Written task → Word for word, give the material below again, minus any images.

Dataset content →

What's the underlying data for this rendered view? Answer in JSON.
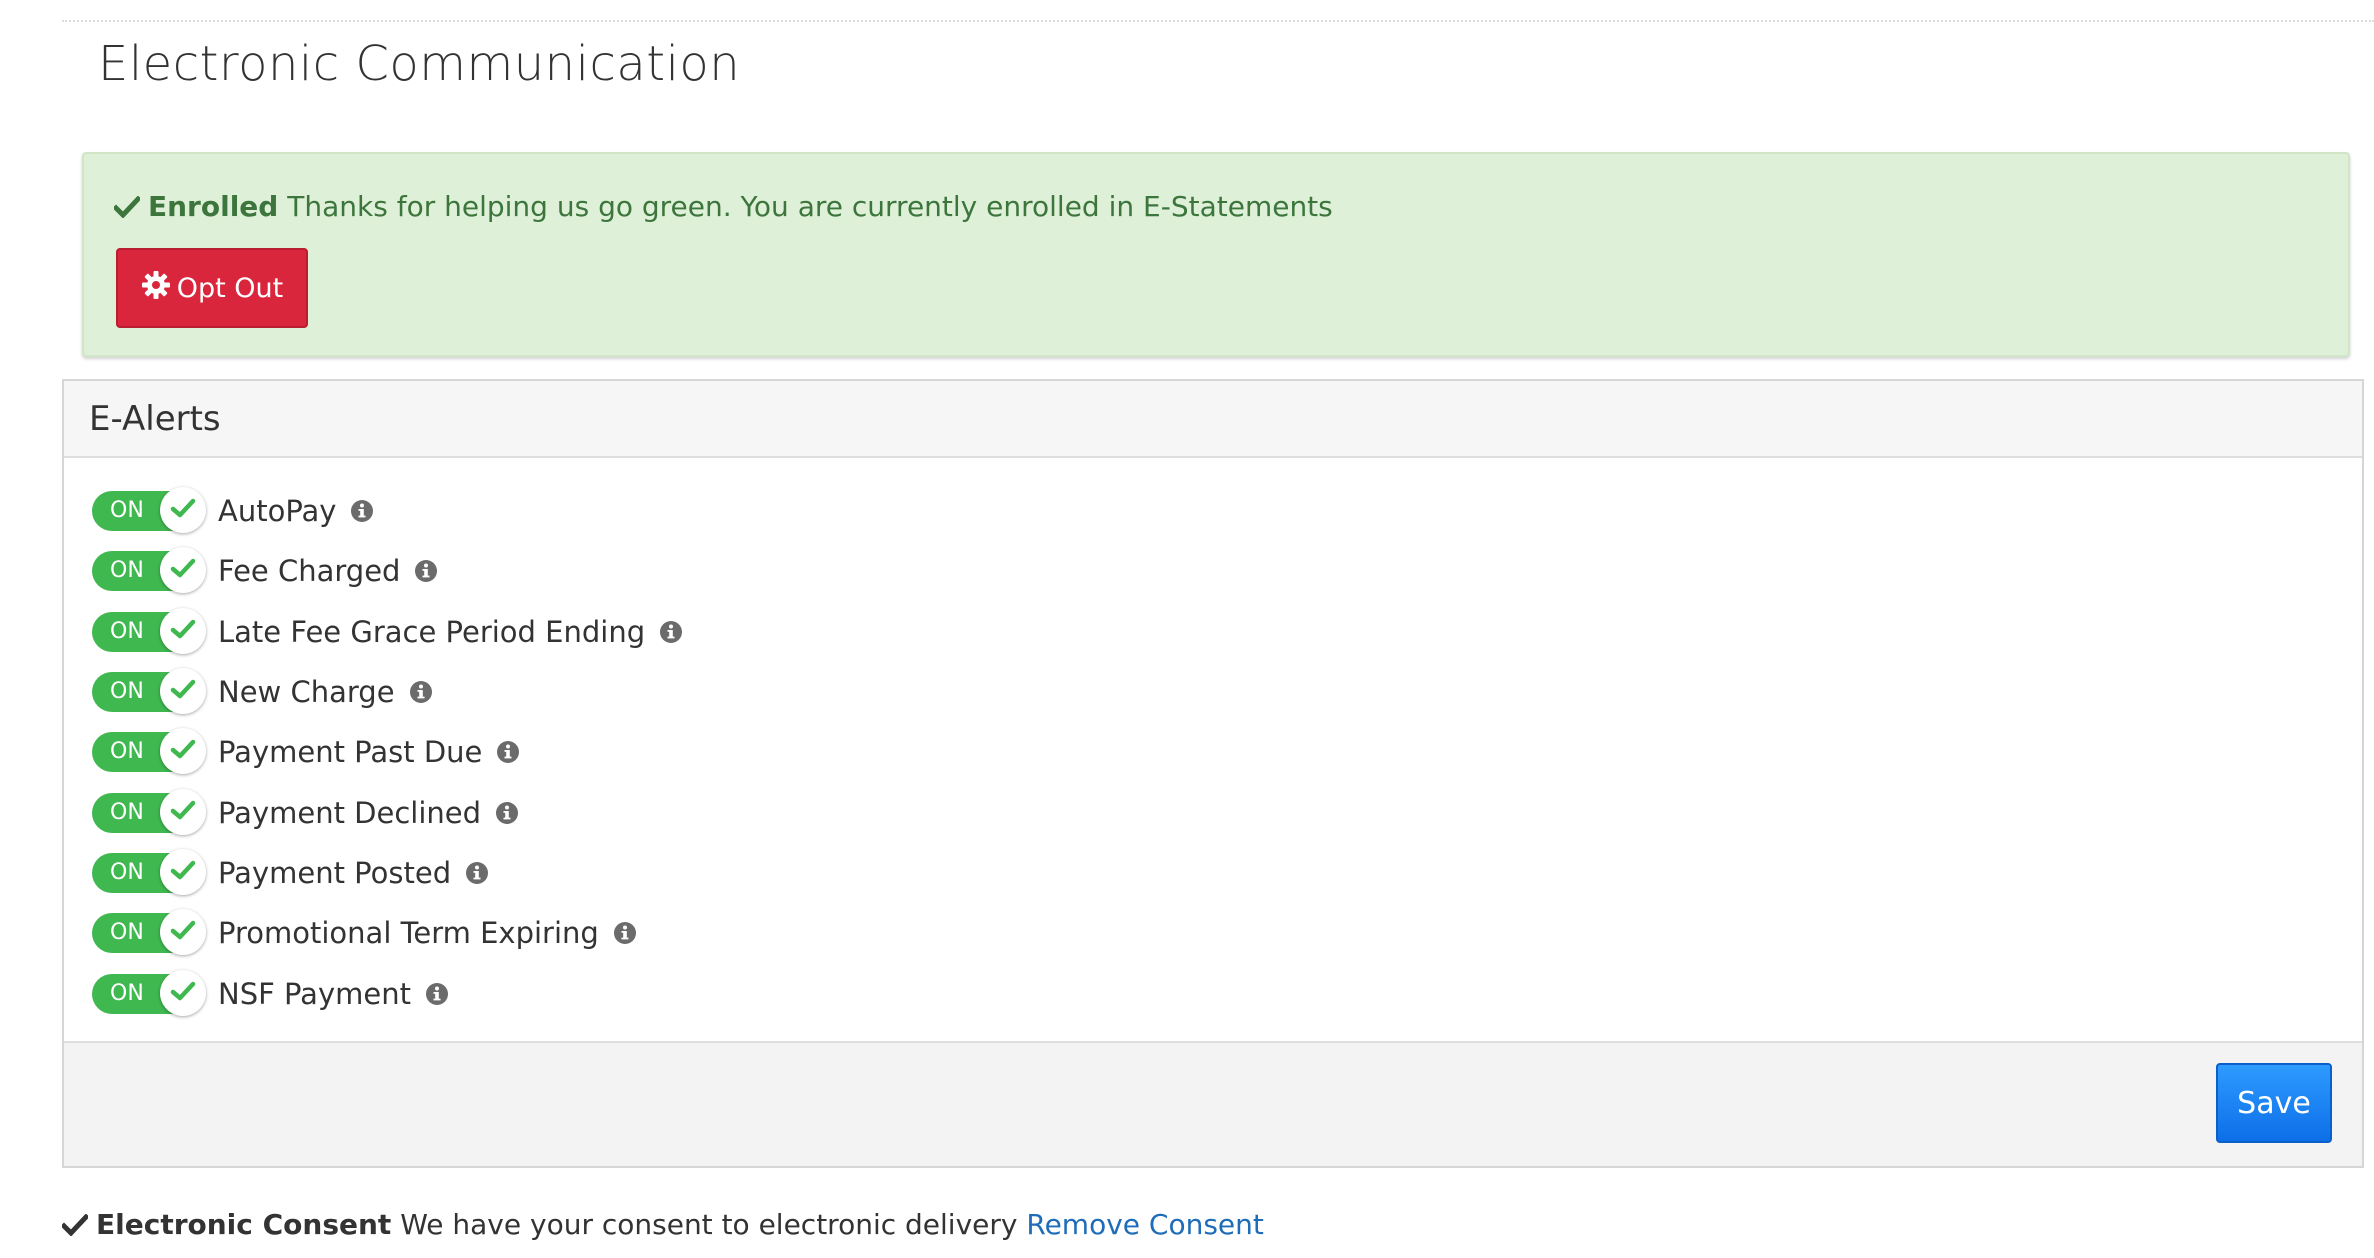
{
  "page": {
    "title": "Electronic Communication"
  },
  "enrollment": {
    "status_label": "Enrolled",
    "message": "Thanks for helping us go green. You are currently enrolled in E-Statements",
    "opt_out_label": "Opt Out",
    "check_icon": "check-icon",
    "gear_icon": "gear-icon",
    "colors": {
      "background": "#dff0d8",
      "text": "#3c763d",
      "opt_out_button": "#d9263d"
    }
  },
  "ealerts": {
    "title": "E-Alerts",
    "toggle_on_text": "ON",
    "toggle_color": "#3fb84f",
    "items": [
      {
        "label": "AutoPay",
        "state": "ON"
      },
      {
        "label": "Fee Charged",
        "state": "ON"
      },
      {
        "label": "Late Fee Grace Period Ending",
        "state": "ON"
      },
      {
        "label": "New Charge",
        "state": "ON"
      },
      {
        "label": "Payment Past Due",
        "state": "ON"
      },
      {
        "label": "Payment Declined",
        "state": "ON"
      },
      {
        "label": "Payment Posted",
        "state": "ON"
      },
      {
        "label": "Promotional Term Expiring",
        "state": "ON"
      },
      {
        "label": "NSF Payment",
        "state": "ON"
      }
    ],
    "save_label": "Save",
    "save_color": "#1a82f7"
  },
  "consent": {
    "title": "Electronic Consent",
    "message": "We have your consent to electronic delivery",
    "remove_label": "Remove Consent",
    "link_color": "#1f6db8"
  }
}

Completed task →
What's the underlying data for this rendered view? Answer in JSON.
{
  "page": {
    "title": "Electronic Communication"
  },
  "enrollment": {
    "status_label": "Enrolled",
    "message": "Thanks for helping us go green. You are currently enrolled in E-Statements",
    "opt_out_label": "Opt Out",
    "check_icon": "check-icon",
    "gear_icon": "gear-icon",
    "colors": {
      "background": "#dff0d8",
      "text": "#3c763d",
      "opt_out_button": "#d9263d"
    }
  },
  "ealerts": {
    "title": "E-Alerts",
    "toggle_on_text": "ON",
    "toggle_color": "#3fb84f",
    "items": [
      {
        "label": "AutoPay",
        "state": "ON"
      },
      {
        "label": "Fee Charged",
        "state": "ON"
      },
      {
        "label": "Late Fee Grace Period Ending",
        "state": "ON"
      },
      {
        "label": "New Charge",
        "state": "ON"
      },
      {
        "label": "Payment Past Due",
        "state": "ON"
      },
      {
        "label": "Payment Declined",
        "state": "ON"
      },
      {
        "label": "Payment Posted",
        "state": "ON"
      },
      {
        "label": "Promotional Term Expiring",
        "state": "ON"
      },
      {
        "label": "NSF Payment",
        "state": "ON"
      }
    ],
    "save_label": "Save",
    "save_color": "#1a82f7"
  },
  "consent": {
    "title": "Electronic Consent",
    "message": "We have your consent to electronic delivery",
    "remove_label": "Remove Consent",
    "link_color": "#1f6db8"
  }
}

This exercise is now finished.